#### Data to use ####

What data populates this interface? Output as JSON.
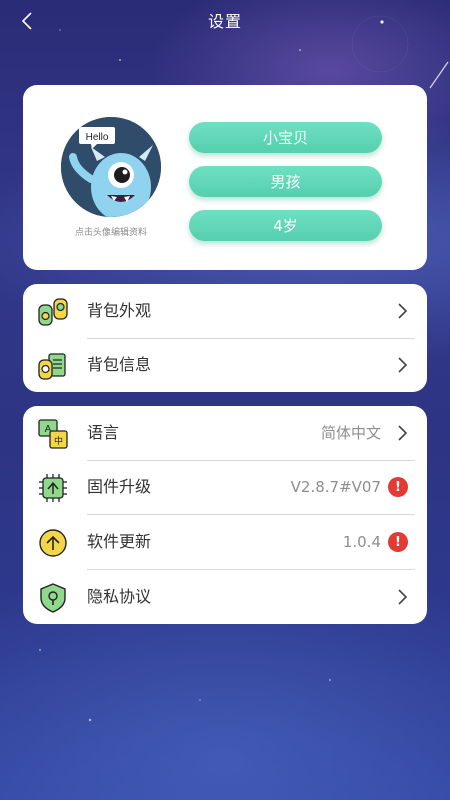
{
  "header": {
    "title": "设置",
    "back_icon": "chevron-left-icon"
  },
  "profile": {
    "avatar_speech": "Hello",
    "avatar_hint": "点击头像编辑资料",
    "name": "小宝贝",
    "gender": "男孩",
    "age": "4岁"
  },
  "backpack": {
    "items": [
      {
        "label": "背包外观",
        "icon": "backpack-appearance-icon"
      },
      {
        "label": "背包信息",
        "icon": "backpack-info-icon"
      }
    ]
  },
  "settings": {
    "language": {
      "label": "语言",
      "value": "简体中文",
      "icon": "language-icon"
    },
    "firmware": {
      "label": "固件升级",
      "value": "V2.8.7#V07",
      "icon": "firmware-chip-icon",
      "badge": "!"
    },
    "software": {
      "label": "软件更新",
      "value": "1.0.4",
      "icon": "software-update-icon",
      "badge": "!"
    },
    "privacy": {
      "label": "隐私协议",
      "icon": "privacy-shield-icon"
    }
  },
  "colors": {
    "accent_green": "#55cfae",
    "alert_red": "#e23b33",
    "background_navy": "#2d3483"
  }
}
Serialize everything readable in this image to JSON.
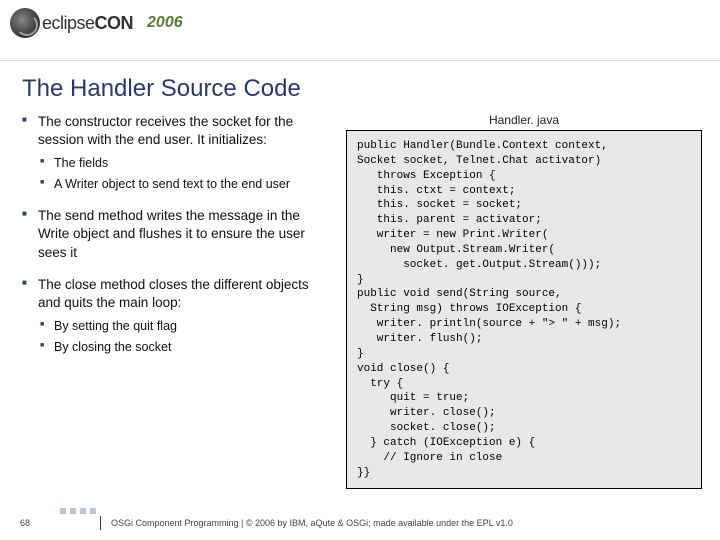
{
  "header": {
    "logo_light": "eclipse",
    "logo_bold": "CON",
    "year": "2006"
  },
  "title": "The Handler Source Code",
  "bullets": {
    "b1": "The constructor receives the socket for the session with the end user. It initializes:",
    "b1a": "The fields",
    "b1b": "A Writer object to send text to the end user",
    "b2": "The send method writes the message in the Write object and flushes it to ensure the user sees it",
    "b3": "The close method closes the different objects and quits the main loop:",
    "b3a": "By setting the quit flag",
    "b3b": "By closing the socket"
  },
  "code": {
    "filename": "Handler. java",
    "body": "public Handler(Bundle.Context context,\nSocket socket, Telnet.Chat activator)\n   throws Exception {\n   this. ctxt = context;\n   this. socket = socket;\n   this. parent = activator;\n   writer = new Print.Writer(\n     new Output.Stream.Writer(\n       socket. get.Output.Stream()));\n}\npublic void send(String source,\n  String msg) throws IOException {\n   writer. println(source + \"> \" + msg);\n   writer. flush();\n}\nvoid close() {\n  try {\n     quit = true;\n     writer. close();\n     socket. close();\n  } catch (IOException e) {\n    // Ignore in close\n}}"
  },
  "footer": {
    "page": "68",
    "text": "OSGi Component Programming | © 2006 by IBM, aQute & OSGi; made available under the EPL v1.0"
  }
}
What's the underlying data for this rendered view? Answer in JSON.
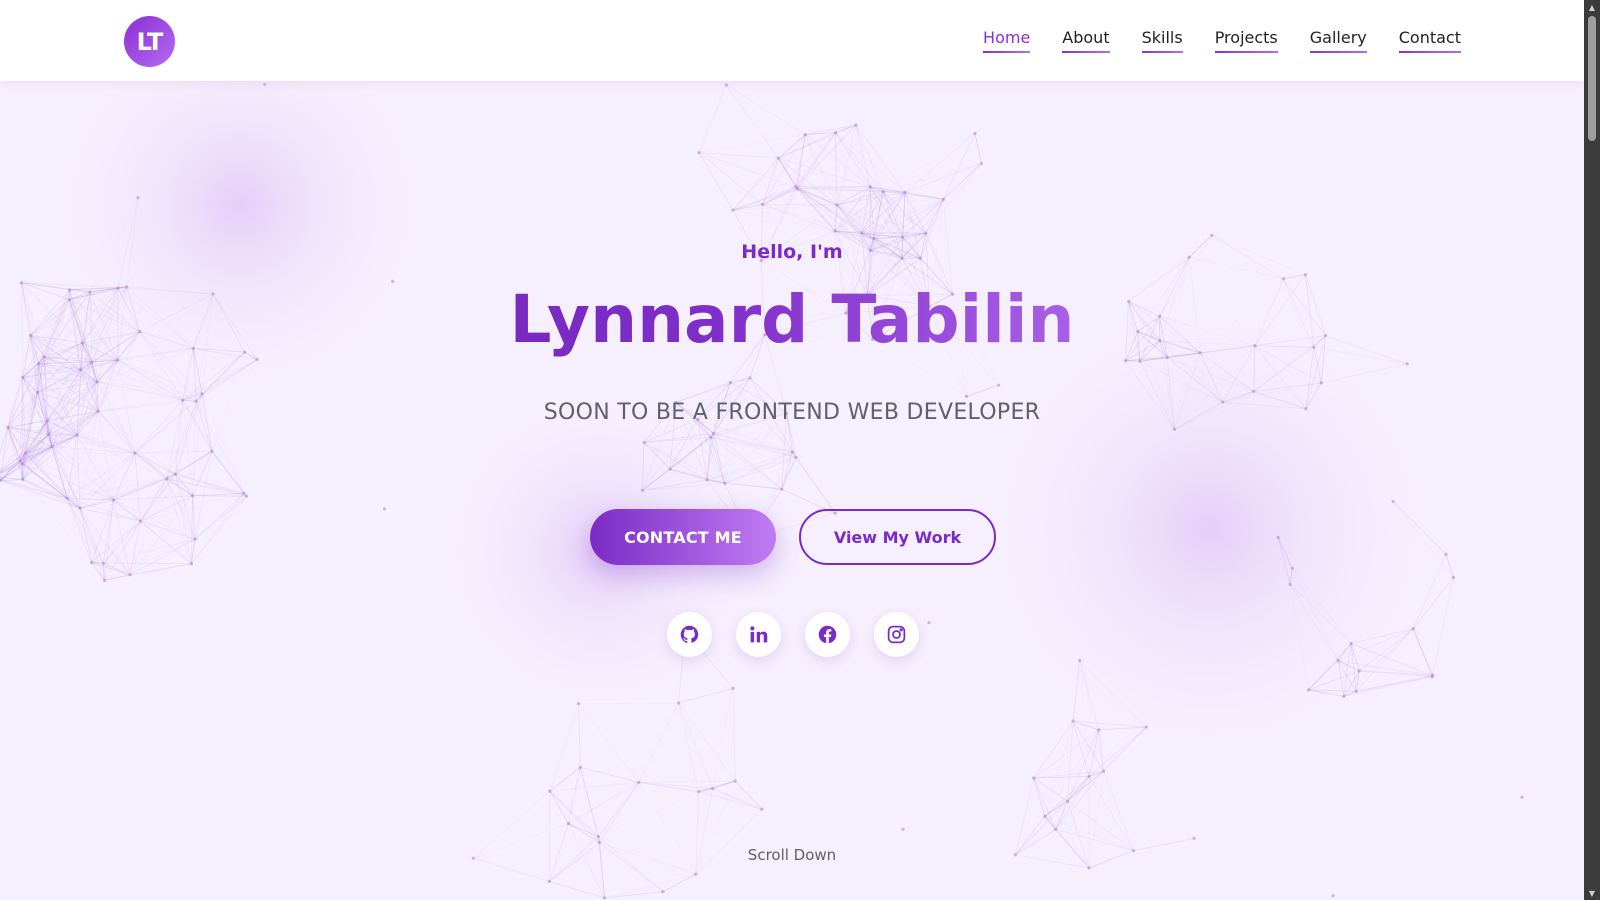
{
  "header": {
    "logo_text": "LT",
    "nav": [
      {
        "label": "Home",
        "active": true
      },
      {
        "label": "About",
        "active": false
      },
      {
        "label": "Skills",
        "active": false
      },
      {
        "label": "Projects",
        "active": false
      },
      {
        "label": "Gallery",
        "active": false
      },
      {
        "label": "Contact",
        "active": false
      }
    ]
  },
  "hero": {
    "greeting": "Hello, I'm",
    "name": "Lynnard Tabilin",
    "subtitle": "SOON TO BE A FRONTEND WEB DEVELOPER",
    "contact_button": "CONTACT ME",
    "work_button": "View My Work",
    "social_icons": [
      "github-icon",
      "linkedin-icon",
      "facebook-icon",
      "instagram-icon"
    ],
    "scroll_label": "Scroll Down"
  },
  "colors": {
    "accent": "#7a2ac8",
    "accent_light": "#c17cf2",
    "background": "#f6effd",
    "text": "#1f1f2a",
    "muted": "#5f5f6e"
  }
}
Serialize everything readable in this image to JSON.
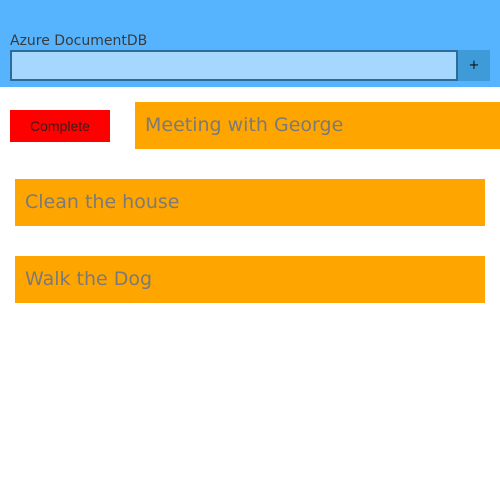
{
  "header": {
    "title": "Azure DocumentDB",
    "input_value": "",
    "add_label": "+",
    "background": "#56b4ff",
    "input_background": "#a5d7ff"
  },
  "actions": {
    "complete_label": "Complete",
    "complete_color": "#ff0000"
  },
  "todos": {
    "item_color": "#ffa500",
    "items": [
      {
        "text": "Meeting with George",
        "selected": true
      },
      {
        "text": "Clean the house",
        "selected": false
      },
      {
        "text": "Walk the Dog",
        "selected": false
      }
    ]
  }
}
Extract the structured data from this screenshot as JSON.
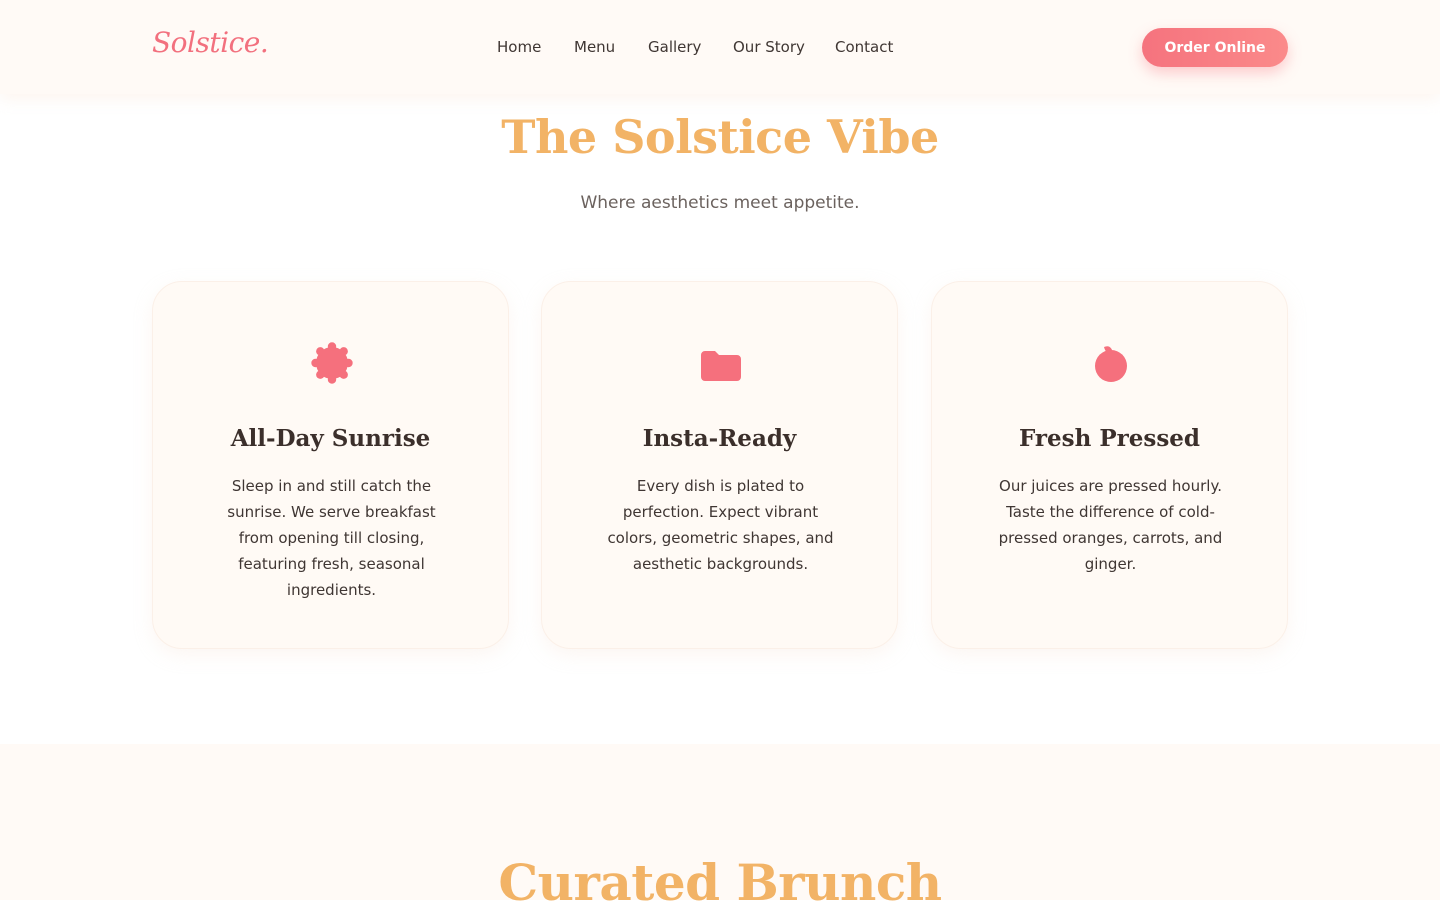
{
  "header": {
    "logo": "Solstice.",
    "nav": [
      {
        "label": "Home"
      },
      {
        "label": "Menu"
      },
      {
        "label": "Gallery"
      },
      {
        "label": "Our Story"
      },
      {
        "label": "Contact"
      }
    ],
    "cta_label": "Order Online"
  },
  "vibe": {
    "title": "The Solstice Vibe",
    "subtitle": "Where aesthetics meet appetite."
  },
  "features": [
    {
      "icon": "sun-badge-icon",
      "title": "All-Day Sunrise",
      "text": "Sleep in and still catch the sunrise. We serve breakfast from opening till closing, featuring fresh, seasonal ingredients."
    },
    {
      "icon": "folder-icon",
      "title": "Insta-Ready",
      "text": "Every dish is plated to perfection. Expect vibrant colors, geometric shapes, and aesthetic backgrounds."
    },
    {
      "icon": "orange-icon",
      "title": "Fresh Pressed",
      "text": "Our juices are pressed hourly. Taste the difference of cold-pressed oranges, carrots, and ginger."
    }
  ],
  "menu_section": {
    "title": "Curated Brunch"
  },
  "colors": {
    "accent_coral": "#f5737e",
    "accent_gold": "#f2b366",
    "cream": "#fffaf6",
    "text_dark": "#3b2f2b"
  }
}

####

> **Task objective**
Leaving aside the images, write out the entries above word for word.

> **Answer for the task**
What data populates this interface? Output as JSON.
{
  "header": {
    "title": "设置",
    "back_icon": "chevron-left-icon"
  },
  "profile": {
    "avatar_speech": "Hello",
    "avatar_hint": "点击头像编辑资料",
    "name": "小宝贝",
    "gender": "男孩",
    "age": "4岁"
  },
  "backpack": {
    "items": [
      {
        "label": "背包外观",
        "icon": "backpack-appearance-icon"
      },
      {
        "label": "背包信息",
        "icon": "backpack-info-icon"
      }
    ]
  },
  "settings": {
    "language": {
      "label": "语言",
      "value": "简体中文",
      "icon": "language-icon"
    },
    "firmware": {
      "label": "固件升级",
      "value": "V2.8.7#V07",
      "icon": "firmware-chip-icon",
      "badge": "!"
    },
    "software": {
      "label": "软件更新",
      "value": "1.0.4",
      "icon": "software-update-icon",
      "badge": "!"
    },
    "privacy": {
      "label": "隐私协议",
      "icon": "privacy-shield-icon"
    }
  },
  "colors": {
    "accent_green": "#55cfae",
    "alert_red": "#e23b33",
    "background_navy": "#2d3483"
  }
}
Serialize everything readable in this image to JSON.
{
  "header": {
    "logo_light": "eclipse",
    "logo_bold": "CON",
    "year": "2006"
  },
  "title": "The Handler Source Code",
  "bullets": {
    "b1": "The constructor receives the socket for the session with the end user. It initializes:",
    "b1a": "The fields",
    "b1b": "A Writer object to send text to the end user",
    "b2": "The send method writes the message in the Write object and flushes it to ensure the user sees it",
    "b3": "The close method closes the different objects and quits the main loop:",
    "b3a": "By setting the quit flag",
    "b3b": "By closing the socket"
  },
  "code": {
    "filename": "Handler. java",
    "body": "public Handler(Bundle.Context context,\nSocket socket, Telnet.Chat activator)\n   throws Exception {\n   this. ctxt = context;\n   this. socket = socket;\n   this. parent = activator;\n   writer = new Print.Writer(\n     new Output.Stream.Writer(\n       socket. get.Output.Stream()));\n}\npublic void send(String source,\n  String msg) throws IOException {\n   writer. println(source + \"> \" + msg);\n   writer. flush();\n}\nvoid close() {\n  try {\n     quit = true;\n     writer. close();\n     socket. close();\n  } catch (IOException e) {\n    // Ignore in close\n}}"
  },
  "footer": {
    "page": "68",
    "text": "OSGi Component Programming | © 2006 by IBM, aQute & OSGi; made available under the EPL v1.0"
  }
}
What's the underlying data for this rendered view? Answer in JSON.
{
  "header": {
    "logo_text": "LT",
    "nav": [
      {
        "label": "Home",
        "active": true
      },
      {
        "label": "About",
        "active": false
      },
      {
        "label": "Skills",
        "active": false
      },
      {
        "label": "Projects",
        "active": false
      },
      {
        "label": "Gallery",
        "active": false
      },
      {
        "label": "Contact",
        "active": false
      }
    ]
  },
  "hero": {
    "greeting": "Hello, I'm",
    "name": "Lynnard Tabilin",
    "subtitle": "SOON TO BE A FRONTEND WEB DEVELOPER",
    "contact_button": "CONTACT ME",
    "work_button": "View My Work",
    "social_icons": [
      "github-icon",
      "linkedin-icon",
      "facebook-icon",
      "instagram-icon"
    ],
    "scroll_label": "Scroll Down"
  },
  "colors": {
    "accent": "#7a2ac8",
    "accent_light": "#c17cf2",
    "background": "#f6effd",
    "text": "#1f1f2a",
    "muted": "#5f5f6e"
  }
}
Serialize everything readable in this image to JSON.
{
  "header": {
    "title": "Azure DocumentDB",
    "input_value": "",
    "add_label": "+",
    "background": "#56b4ff",
    "input_background": "#a5d7ff"
  },
  "actions": {
    "complete_label": "Complete",
    "complete_color": "#ff0000"
  },
  "todos": {
    "item_color": "#ffa500",
    "items": [
      {
        "text": "Meeting with George",
        "selected": true
      },
      {
        "text": "Clean the house",
        "selected": false
      },
      {
        "text": "Walk the Dog",
        "selected": false
      }
    ]
  }
}
Extract the structured data from this screenshot as JSON.
{
  "header": {
    "logo": "Solstice.",
    "nav": [
      {
        "label": "Home"
      },
      {
        "label": "Menu"
      },
      {
        "label": "Gallery"
      },
      {
        "label": "Our Story"
      },
      {
        "label": "Contact"
      }
    ],
    "cta_label": "Order Online"
  },
  "vibe": {
    "title": "The Solstice Vibe",
    "subtitle": "Where aesthetics meet appetite."
  },
  "features": [
    {
      "icon": "sun-badge-icon",
      "title": "All-Day Sunrise",
      "text": "Sleep in and still catch the sunrise. We serve breakfast from opening till closing, featuring fresh, seasonal ingredients."
    },
    {
      "icon": "folder-icon",
      "title": "Insta-Ready",
      "text": "Every dish is plated to perfection. Expect vibrant colors, geometric shapes, and aesthetic backgrounds."
    },
    {
      "icon": "orange-icon",
      "title": "Fresh Pressed",
      "text": "Our juices are pressed hourly. Taste the difference of cold-pressed oranges, carrots, and ginger."
    }
  ],
  "menu_section": {
    "title": "Curated Brunch"
  },
  "colors": {
    "accent_coral": "#f5737e",
    "accent_gold": "#f2b366",
    "cream": "#fffaf6",
    "text_dark": "#3b2f2b"
  }
}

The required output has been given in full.